▶ **What is required**:
Copy out the listing that follows, exact in every word, and skip the images.

▶ **Dataset rows**:
☆ ☆ ☆ ☆

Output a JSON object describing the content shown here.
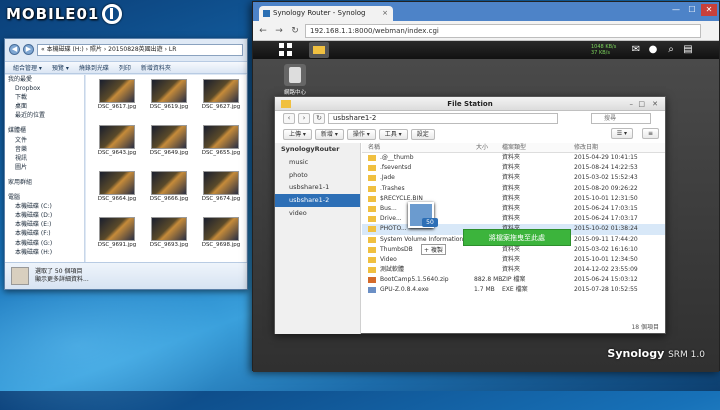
{
  "watermark": "MOBILE01",
  "explorer": {
    "address": "« 本機磁碟 (H:) › 照片 › 20150828英國出遊 › LR",
    "toolbar": [
      "組合管理 ▾",
      "預覽 ▾",
      "燒錄到光碟",
      "列印",
      "新增資料夾"
    ],
    "sidebar": [
      {
        "label": "我的最愛",
        "type": "h"
      },
      {
        "label": "Dropbox",
        "type": "i"
      },
      {
        "label": "下載",
        "type": "i"
      },
      {
        "label": "桌面",
        "type": "i"
      },
      {
        "label": "最近的位置",
        "type": "i"
      },
      {
        "label": "",
        "type": "gap"
      },
      {
        "label": "媒體櫃",
        "type": "h"
      },
      {
        "label": "文件",
        "type": "i"
      },
      {
        "label": "音樂",
        "type": "i"
      },
      {
        "label": "視訊",
        "type": "i"
      },
      {
        "label": "圖片",
        "type": "i"
      },
      {
        "label": "",
        "type": "gap"
      },
      {
        "label": "家用群組",
        "type": "h"
      },
      {
        "label": "",
        "type": "gap"
      },
      {
        "label": "電腦",
        "type": "h"
      },
      {
        "label": "本機磁碟 (C:)",
        "type": "i"
      },
      {
        "label": "本機磁碟 (D:)",
        "type": "i"
      },
      {
        "label": "本機磁碟 (E:)",
        "type": "i"
      },
      {
        "label": "本機磁碟 (F:)",
        "type": "i"
      },
      {
        "label": "本機磁碟 (G:)",
        "type": "i"
      },
      {
        "label": "本機磁碟 (H:)",
        "type": "i"
      }
    ],
    "thumbs": [
      "DSC_9617.jpg",
      "DSC_9619.jpg",
      "DSC_9627.jpg",
      "DSC_9643.jpg",
      "DSC_9649.jpg",
      "DSC_9655.jpg",
      "DSC_9664.jpg",
      "DSC_9666.jpg",
      "DSC_9674.jpg",
      "DSC_9691.jpg",
      "DSC_9693.jpg",
      "DSC_9698.jpg"
    ],
    "status_line1": "選取了 50 個項目",
    "status_line2": "顯示更多詳細資料..."
  },
  "browser": {
    "tab_title": "Synology Router - Synolog",
    "url": "192.168.1.1:8000/webman/index.cgi",
    "minimize": "—",
    "maximize": "☐",
    "close": "✕"
  },
  "dsm": {
    "status": "1048 KB/s\n37 KB/s",
    "desktop_icon_label": "網路中心",
    "brand": "Synology",
    "brand_suffix": "SRM 1.0"
  },
  "filestation": {
    "title": "File Station",
    "path": "usbshare1-2",
    "search_placeholder": "搜尋",
    "toolbar": [
      "上傳 ▾",
      "新增 ▾",
      "操作 ▾",
      "工具 ▾",
      "設定"
    ],
    "tree": [
      {
        "label": "SynologyRouter",
        "type": "root"
      },
      {
        "label": "music",
        "type": "i"
      },
      {
        "label": "photo",
        "type": "i"
      },
      {
        "label": "usbshare1-1",
        "type": "i"
      },
      {
        "label": "usbshare1-2",
        "type": "sel"
      },
      {
        "label": "video",
        "type": "i"
      }
    ],
    "columns": {
      "name": "名稱",
      "size": "大小",
      "type": "檔案類型",
      "modified": "修改日期"
    },
    "files": [
      {
        "name": ".@__thumb",
        "size": "",
        "type": "資料夾",
        "modified": "2015-04-29 10:41:15",
        "icon": "folder"
      },
      {
        "name": ".fseventsd",
        "size": "",
        "type": "資料夾",
        "modified": "2015-08-24 14:22:53",
        "icon": "folder"
      },
      {
        "name": ".Jade",
        "size": "",
        "type": "資料夾",
        "modified": "2015-03-02 15:52:43",
        "icon": "folder"
      },
      {
        "name": ".Trashes",
        "size": "",
        "type": "資料夾",
        "modified": "2015-08-20 09:26:22",
        "icon": "folder"
      },
      {
        "name": "$RECYCLE.BIN",
        "size": "",
        "type": "資料夾",
        "modified": "2015-10-01 12:31:50",
        "icon": "folder"
      },
      {
        "name": "Bus...",
        "size": "",
        "type": "資料夾",
        "modified": "2015-06-24 17:03:15",
        "icon": "folder"
      },
      {
        "name": "Drive...",
        "size": "",
        "type": "資料夾",
        "modified": "2015-06-24 17:03:17",
        "icon": "folder"
      },
      {
        "name": "PHOTO...",
        "size": "",
        "type": "資料夾",
        "modified": "2015-10-02 01:38:24",
        "icon": "folder",
        "sel": true
      },
      {
        "name": "System Volume Information",
        "size": "",
        "type": "資料夾",
        "modified": "2015-09-11 17:44:20",
        "icon": "folder"
      },
      {
        "name": "ThumbsDB",
        "size": "",
        "type": "資料夾",
        "modified": "2015-03-02 16:16:10",
        "icon": "folder"
      },
      {
        "name": "Video",
        "size": "",
        "type": "資料夾",
        "modified": "2015-10-01 12:34:50",
        "icon": "folder"
      },
      {
        "name": "測試軟體",
        "size": "",
        "type": "資料夾",
        "modified": "2014-12-02 23:55:09",
        "icon": "folder"
      },
      {
        "name": "BootCamp5.1.5640.zip",
        "size": "882.8 MB",
        "type": "ZIP 檔案",
        "modified": "2015-06-24 15:03:12",
        "icon": "zip"
      },
      {
        "name": "GPU-Z.0.8.4.exe",
        "size": "1.7 MB",
        "type": "EXE 檔案",
        "modified": "2015-07-28 10:52:55",
        "icon": "exe"
      }
    ],
    "item_count": "18 個項目",
    "upload_hint": "將檔案拖曳至此處",
    "drag_count": "50",
    "drag_copy": "+ 複製"
  }
}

☆ ☆ ☆ ☆

▶ **Problem solution**:
Output a JSON object describing the content shown here.
{
  "watermark": "MOBILE01",
  "explorer": {
    "address": "« 本機磁碟 (H:) › 照片 › 20150828英國出遊 › LR",
    "toolbar": [
      "組合管理 ▾",
      "預覽 ▾",
      "燒錄到光碟",
      "列印",
      "新增資料夾"
    ],
    "sidebar": [
      {
        "label": "我的最愛",
        "type": "h"
      },
      {
        "label": "Dropbox",
        "type": "i"
      },
      {
        "label": "下載",
        "type": "i"
      },
      {
        "label": "桌面",
        "type": "i"
      },
      {
        "label": "最近的位置",
        "type": "i"
      },
      {
        "label": "",
        "type": "gap"
      },
      {
        "label": "媒體櫃",
        "type": "h"
      },
      {
        "label": "文件",
        "type": "i"
      },
      {
        "label": "音樂",
        "type": "i"
      },
      {
        "label": "視訊",
        "type": "i"
      },
      {
        "label": "圖片",
        "type": "i"
      },
      {
        "label": "",
        "type": "gap"
      },
      {
        "label": "家用群組",
        "type": "h"
      },
      {
        "label": "",
        "type": "gap"
      },
      {
        "label": "電腦",
        "type": "h"
      },
      {
        "label": "本機磁碟 (C:)",
        "type": "i"
      },
      {
        "label": "本機磁碟 (D:)",
        "type": "i"
      },
      {
        "label": "本機磁碟 (E:)",
        "type": "i"
      },
      {
        "label": "本機磁碟 (F:)",
        "type": "i"
      },
      {
        "label": "本機磁碟 (G:)",
        "type": "i"
      },
      {
        "label": "本機磁碟 (H:)",
        "type": "i"
      }
    ],
    "thumbs": [
      "DSC_9617.jpg",
      "DSC_9619.jpg",
      "DSC_9627.jpg",
      "DSC_9643.jpg",
      "DSC_9649.jpg",
      "DSC_9655.jpg",
      "DSC_9664.jpg",
      "DSC_9666.jpg",
      "DSC_9674.jpg",
      "DSC_9691.jpg",
      "DSC_9693.jpg",
      "DSC_9698.jpg"
    ],
    "status_line1": "選取了 50 個項目",
    "status_line2": "顯示更多詳細資料..."
  },
  "browser": {
    "tab_title": "Synology Router - Synolog",
    "url": "192.168.1.1:8000/webman/index.cgi",
    "minimize": "—",
    "maximize": "☐",
    "close": "✕"
  },
  "dsm": {
    "status": "1048 KB/s\n37 KB/s",
    "desktop_icon_label": "網路中心",
    "brand": "Synology",
    "brand_suffix": "SRM 1.0"
  },
  "filestation": {
    "title": "File Station",
    "path": "usbshare1-2",
    "search_placeholder": "搜尋",
    "toolbar": [
      "上傳 ▾",
      "新增 ▾",
      "操作 ▾",
      "工具 ▾",
      "設定"
    ],
    "tree": [
      {
        "label": "SynologyRouter",
        "type": "root"
      },
      {
        "label": "music",
        "type": "i"
      },
      {
        "label": "photo",
        "type": "i"
      },
      {
        "label": "usbshare1-1",
        "type": "i"
      },
      {
        "label": "usbshare1-2",
        "type": "sel"
      },
      {
        "label": "video",
        "type": "i"
      }
    ],
    "columns": {
      "name": "名稱",
      "size": "大小",
      "type": "檔案類型",
      "modified": "修改日期"
    },
    "files": [
      {
        "name": ".@__thumb",
        "size": "",
        "type": "資料夾",
        "modified": "2015-04-29 10:41:15",
        "icon": "folder"
      },
      {
        "name": ".fseventsd",
        "size": "",
        "type": "資料夾",
        "modified": "2015-08-24 14:22:53",
        "icon": "folder"
      },
      {
        "name": ".Jade",
        "size": "",
        "type": "資料夾",
        "modified": "2015-03-02 15:52:43",
        "icon": "folder"
      },
      {
        "name": ".Trashes",
        "size": "",
        "type": "資料夾",
        "modified": "2015-08-20 09:26:22",
        "icon": "folder"
      },
      {
        "name": "$RECYCLE.BIN",
        "size": "",
        "type": "資料夾",
        "modified": "2015-10-01 12:31:50",
        "icon": "folder"
      },
      {
        "name": "Bus...",
        "size": "",
        "type": "資料夾",
        "modified": "2015-06-24 17:03:15",
        "icon": "folder"
      },
      {
        "name": "Drive...",
        "size": "",
        "type": "資料夾",
        "modified": "2015-06-24 17:03:17",
        "icon": "folder"
      },
      {
        "name": "PHOTO...",
        "size": "",
        "type": "資料夾",
        "modified": "2015-10-02 01:38:24",
        "icon": "folder",
        "sel": true
      },
      {
        "name": "System Volume Information",
        "size": "",
        "type": "資料夾",
        "modified": "2015-09-11 17:44:20",
        "icon": "folder"
      },
      {
        "name": "ThumbsDB",
        "size": "",
        "type": "資料夾",
        "modified": "2015-03-02 16:16:10",
        "icon": "folder"
      },
      {
        "name": "Video",
        "size": "",
        "type": "資料夾",
        "modified": "2015-10-01 12:34:50",
        "icon": "folder"
      },
      {
        "name": "測試軟體",
        "size": "",
        "type": "資料夾",
        "modified": "2014-12-02 23:55:09",
        "icon": "folder"
      },
      {
        "name": "BootCamp5.1.5640.zip",
        "size": "882.8 MB",
        "type": "ZIP 檔案",
        "modified": "2015-06-24 15:03:12",
        "icon": "zip"
      },
      {
        "name": "GPU-Z.0.8.4.exe",
        "size": "1.7 MB",
        "type": "EXE 檔案",
        "modified": "2015-07-28 10:52:55",
        "icon": "exe"
      }
    ],
    "item_count": "18 個項目",
    "upload_hint": "將檔案拖曳至此處",
    "drag_count": "50",
    "drag_copy": "+ 複製"
  }
}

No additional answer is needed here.